*WHAT NEEDS TO BE DONE:*
Search the data below for "document"; list each line that holds it.

[Stored items from a collection]
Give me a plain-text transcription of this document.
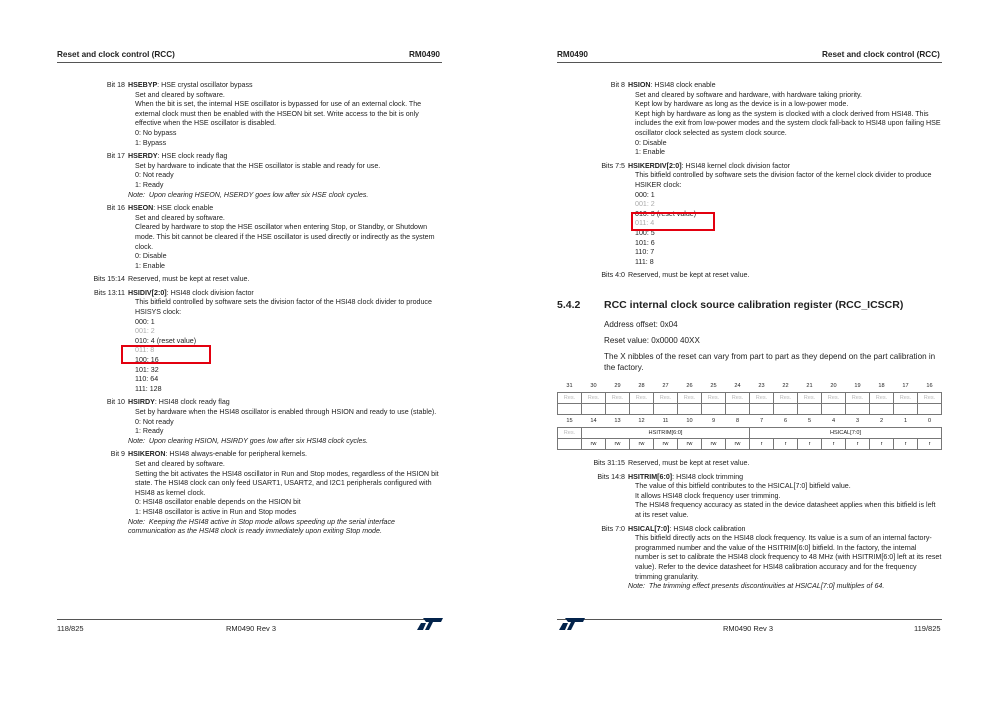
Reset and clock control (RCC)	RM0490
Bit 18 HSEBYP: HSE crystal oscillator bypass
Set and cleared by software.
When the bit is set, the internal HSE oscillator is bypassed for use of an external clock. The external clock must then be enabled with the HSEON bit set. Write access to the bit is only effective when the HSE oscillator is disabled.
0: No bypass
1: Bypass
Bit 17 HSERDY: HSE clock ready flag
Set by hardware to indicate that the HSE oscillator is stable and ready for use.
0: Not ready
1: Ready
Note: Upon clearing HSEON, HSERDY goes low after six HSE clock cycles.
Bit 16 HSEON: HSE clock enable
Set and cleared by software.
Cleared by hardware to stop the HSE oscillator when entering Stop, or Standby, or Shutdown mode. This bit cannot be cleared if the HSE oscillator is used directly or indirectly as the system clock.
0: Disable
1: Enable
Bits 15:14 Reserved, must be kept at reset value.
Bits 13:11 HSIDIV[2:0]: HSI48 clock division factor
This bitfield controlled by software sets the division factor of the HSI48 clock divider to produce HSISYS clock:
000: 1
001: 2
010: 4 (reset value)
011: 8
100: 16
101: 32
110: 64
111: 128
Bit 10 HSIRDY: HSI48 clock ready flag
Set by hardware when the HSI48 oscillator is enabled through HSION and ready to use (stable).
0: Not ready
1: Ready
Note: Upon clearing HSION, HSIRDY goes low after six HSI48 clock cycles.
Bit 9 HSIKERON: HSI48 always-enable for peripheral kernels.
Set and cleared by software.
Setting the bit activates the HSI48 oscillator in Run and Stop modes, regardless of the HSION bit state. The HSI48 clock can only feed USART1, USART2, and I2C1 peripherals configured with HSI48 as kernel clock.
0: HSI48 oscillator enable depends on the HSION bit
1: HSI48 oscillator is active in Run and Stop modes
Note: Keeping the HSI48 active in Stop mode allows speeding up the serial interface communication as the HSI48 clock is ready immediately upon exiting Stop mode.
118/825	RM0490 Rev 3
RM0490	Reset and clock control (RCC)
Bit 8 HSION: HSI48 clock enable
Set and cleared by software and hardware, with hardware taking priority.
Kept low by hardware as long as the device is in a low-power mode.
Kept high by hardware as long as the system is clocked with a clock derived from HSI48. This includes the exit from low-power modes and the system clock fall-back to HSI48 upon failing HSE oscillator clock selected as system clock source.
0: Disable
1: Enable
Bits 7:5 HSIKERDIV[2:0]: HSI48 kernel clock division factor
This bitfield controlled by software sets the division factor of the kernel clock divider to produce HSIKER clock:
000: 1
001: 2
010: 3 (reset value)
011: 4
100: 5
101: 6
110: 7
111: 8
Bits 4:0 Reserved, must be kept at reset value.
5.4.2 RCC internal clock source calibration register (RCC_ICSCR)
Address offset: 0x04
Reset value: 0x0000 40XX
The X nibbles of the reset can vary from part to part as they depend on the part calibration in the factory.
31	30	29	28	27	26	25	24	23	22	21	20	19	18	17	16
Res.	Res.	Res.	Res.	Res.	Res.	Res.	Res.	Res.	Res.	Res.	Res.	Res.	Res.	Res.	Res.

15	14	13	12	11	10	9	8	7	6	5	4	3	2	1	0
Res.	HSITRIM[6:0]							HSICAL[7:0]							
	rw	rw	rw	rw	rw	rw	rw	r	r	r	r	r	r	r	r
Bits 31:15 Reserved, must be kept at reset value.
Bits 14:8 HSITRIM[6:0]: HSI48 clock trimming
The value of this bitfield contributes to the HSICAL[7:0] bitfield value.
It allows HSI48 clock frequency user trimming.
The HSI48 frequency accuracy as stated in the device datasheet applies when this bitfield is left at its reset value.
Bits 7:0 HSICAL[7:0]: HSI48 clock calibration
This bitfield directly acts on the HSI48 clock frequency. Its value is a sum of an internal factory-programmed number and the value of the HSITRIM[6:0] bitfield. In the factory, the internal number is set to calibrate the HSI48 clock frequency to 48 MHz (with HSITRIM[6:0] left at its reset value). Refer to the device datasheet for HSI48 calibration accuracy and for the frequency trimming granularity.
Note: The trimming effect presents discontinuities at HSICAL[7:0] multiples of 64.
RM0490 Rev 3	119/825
* * *
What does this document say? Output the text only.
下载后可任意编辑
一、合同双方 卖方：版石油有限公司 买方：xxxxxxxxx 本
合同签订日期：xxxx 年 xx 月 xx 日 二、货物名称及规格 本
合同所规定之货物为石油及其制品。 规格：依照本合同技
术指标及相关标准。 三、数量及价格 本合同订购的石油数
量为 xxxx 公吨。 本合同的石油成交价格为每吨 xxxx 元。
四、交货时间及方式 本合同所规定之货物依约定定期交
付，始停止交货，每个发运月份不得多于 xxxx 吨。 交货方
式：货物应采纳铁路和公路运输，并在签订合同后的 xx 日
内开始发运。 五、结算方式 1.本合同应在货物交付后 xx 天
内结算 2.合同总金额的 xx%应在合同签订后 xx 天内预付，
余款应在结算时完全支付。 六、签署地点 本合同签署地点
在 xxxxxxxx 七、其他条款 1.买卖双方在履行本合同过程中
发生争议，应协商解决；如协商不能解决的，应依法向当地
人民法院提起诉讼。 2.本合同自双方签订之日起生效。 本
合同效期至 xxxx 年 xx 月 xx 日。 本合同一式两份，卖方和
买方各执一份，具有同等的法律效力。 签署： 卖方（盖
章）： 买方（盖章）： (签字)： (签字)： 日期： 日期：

*COMPLETE OUTPUT:*
Give me a plain-text transcription of this document.
What does this document say? Output the text only.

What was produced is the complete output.